▶ What the task asks: Select the lines below containing the word "this".

▶ Input material:

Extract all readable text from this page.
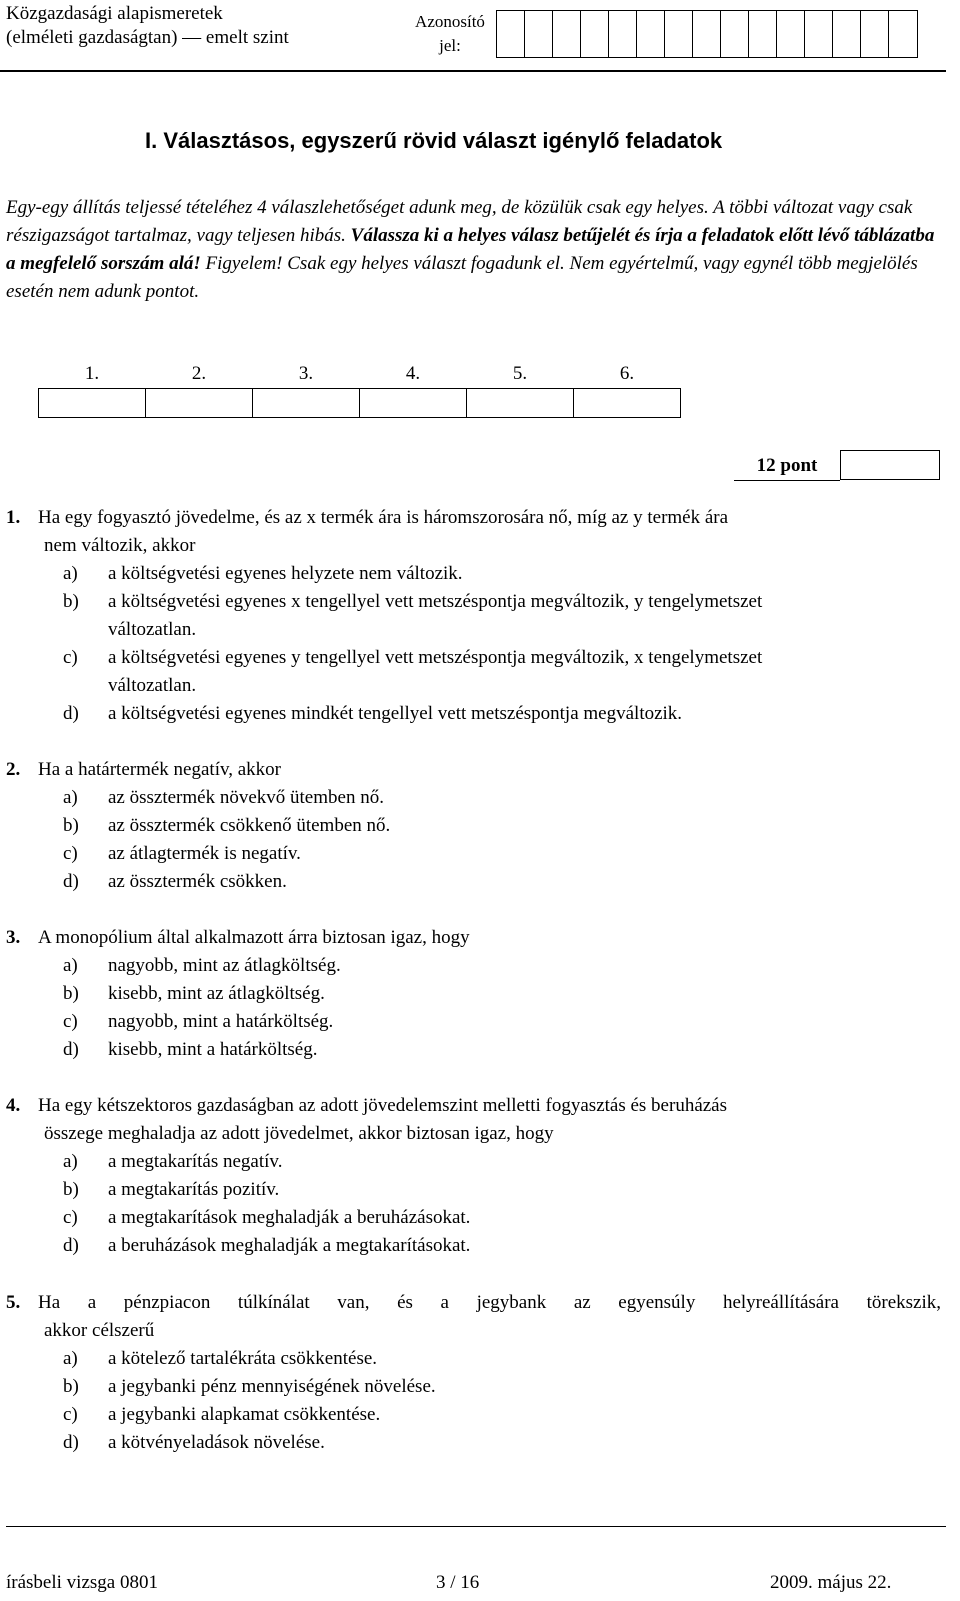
Közgazdasági alapismeretek
(elméleti gazdaságtan) — emelt szint
Azonosító
jel:
I. Választásos, egyszerű rövid választ igénylő feladatok
Egy-egy állítás teljessé tételéhez 4 válaszlehetőséget adunk meg, de közülük csak egy helyes. A többi változat vagy csak részigazságot tartalmaz, vagy teljesen hibás. Válassza ki a helyes válasz betűjelét és írja a feladatok előtt lévő táblázatba a megfelelő sorszám alá! Figyelem! Csak egy helyes választ fogadunk el. Nem egyértelmű, vagy egynél több megjelölés esetén nem adunk pontot.
1.	2.	3.	4.	5.	6.

12 pont
1. Ha egy fogyasztó jövedelme, és az x termék ára is háromszorosára nő, míg az y termék ára
nem változik, akkor
a)	a költségvetési egyenes helyzete nem változik.
b)	a költségvetési egyenes x tengellyel vett metszéspontja megváltozik, y tengelymetszet változatlan.
c)	a költségvetési egyenes y tengellyel vett metszéspontja megváltozik, x tengelymetszet változatlan.
d)	a költségvetési egyenes mindkét tengellyel vett metszéspontja megváltozik.
2. Ha a határtermék negatív, akkor
a)	az össztermék növekvő ütemben nő.
b)	az össztermék csökkenő ütemben nő.
c)	az átlagtermék is negatív.
d)	az össztermék csökken.
3. A monopólium által alkalmazott árra biztosan igaz, hogy
a)	nagyobb, mint az átlagköltség.
b)	kisebb, mint az átlagköltség.
c)	nagyobb, mint a határköltség.
d)	kisebb, mint a határköltség.
4. Ha egy kétszektoros gazdaságban az adott jövedelemszint melletti fogyasztás és beruházás
összege meghaladja az adott jövedelmet, akkor biztosan igaz, hogy
a)	a megtakarítás negatív.
b)	a megtakarítás pozitív.
c)	a megtakarítások meghaladják a beruházásokat.
d)	a beruházások meghaladják a megtakarításokat.
5. Ha a pénzpiacon túlkínálat van, és a jegybank az egyensúly helyreállítására törekszik,
akkor célszerű
a)	a kötelező tartalékráta csökkentése.
b)	a jegybanki pénz mennyiségének növelése.
c)	a jegybanki alapkamat csökkentése.
d)	a kötvényeladások növelése.
írásbeli vizsga 0801	3 / 16	2009. május 22.
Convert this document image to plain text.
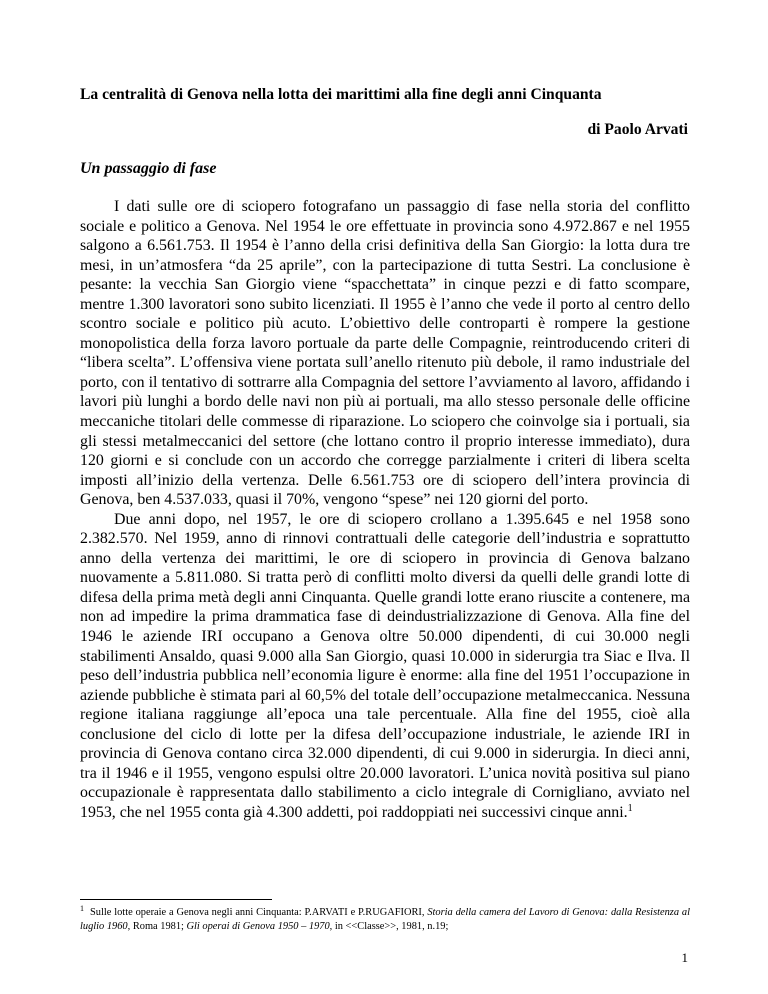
La centralità di Genova nella lotta dei marittimi alla fine degli anni Cinquanta

di Paolo Arvati

Un passaggio di fase

I dati sulle ore di sciopero fotografano un passaggio di fase nella storia del conflitto sociale e politico a Genova. Nel 1954 le ore effettuate in provincia sono 4.972.867 e nel 1955 salgono a 6.561.753. Il 1954 è l’anno della crisi definitiva della San Giorgio: la lotta dura tre mesi, in un’atmosfera “da 25 aprile”, con la partecipazione di tutta Sestri. La conclusione è pesante: la vecchia San Giorgio viene “spacchettata” in cinque pezzi e di fatto scompare, mentre 1.300 lavoratori sono subito licenziati. Il 1955 è l’anno che vede il porto al centro dello scontro sociale e politico più acuto. L’obiettivo delle controparti è rompere la gestione monopolistica della forza lavoro portuale da parte delle Compagnie, reintroducendo criteri di “libera scelta”. L’offensiva viene portata sull’anello ritenuto più debole, il ramo industriale del porto, con il tentativo di sottrarre alla Compagnia del settore l’avviamento al lavoro, affidando i lavori più lunghi a bordo delle navi non più ai portuali, ma allo stesso personale delle officine meccaniche titolari delle commesse di riparazione. Lo sciopero che coinvolge sia i portuali, sia gli stessi metalmeccanici del settore (che lottano contro il proprio interesse immediato), dura 120 giorni e si conclude con un accordo che corregge parzialmente i criteri di libera scelta imposti all’inizio della vertenza. Delle 6.561.753 ore di sciopero dell’intera provincia di Genova, ben 4.537.033, quasi il 70%, vengono “spese” nei 120 giorni del porto.

Due anni dopo, nel 1957, le ore di sciopero crollano a 1.395.645 e nel 1958 sono 2.382.570. Nel 1959, anno di rinnovi contrattuali delle categorie dell’industria e soprattutto anno della vertenza dei marittimi, le ore di sciopero in provincia di Genova balzano nuovamente a 5.811.080. Si tratta però di conflitti molto diversi da quelli delle grandi lotte di difesa della prima metà degli anni Cinquanta. Quelle grandi lotte erano riuscite a contenere, ma non ad impedire la prima drammatica fase di deindustrializzazione di Genova. Alla fine del 1946 le aziende IRI occupano a Genova oltre 50.000 dipendenti, di cui 30.000 negli stabilimenti Ansaldo, quasi 9.000 alla San Giorgio, quasi 10.000 in siderurgia tra Siac e Ilva. Il peso dell’industria pubblica nell’economia ligure è enorme: alla fine del 1951 l’occupazione in aziende pubbliche è stimata pari al 60,5% del totale dell’occupazione metalmeccanica. Nessuna regione italiana raggiunge all’epoca una tale percentuale. Alla fine del 1955, cioè alla conclusione del ciclo di lotte per la difesa dell’occupazione industriale, le aziende IRI in provincia di Genova contano circa 32.000 dipendenti, di cui 9.000 in siderurgia. In dieci anni, tra il 1946 e il 1955, vengono espulsi oltre 20.000 lavoratori. L’unica novità positiva sul piano occupazionale è rappresentata dallo stabilimento a ciclo integrale di Cornigliano, avviato nel 1953, che nel 1955 conta già 4.300 addetti, poi raddoppiati nei successivi cinque anni.$^1$

$^1$ Sulle lotte operaie a Genova negli anni Cinquanta: P.ARVATI e P.RUGAFIORI, Storia della camera del Lavoro di Genova: dalla Resistenza al luglio 1960, Roma 1981; Gli operai di Genova 1950 – 1970, in <<Classe>>, 1981, n.19;

1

▶ Correct answer:
Extract all readable text from this page.
Convert this document image to plain text.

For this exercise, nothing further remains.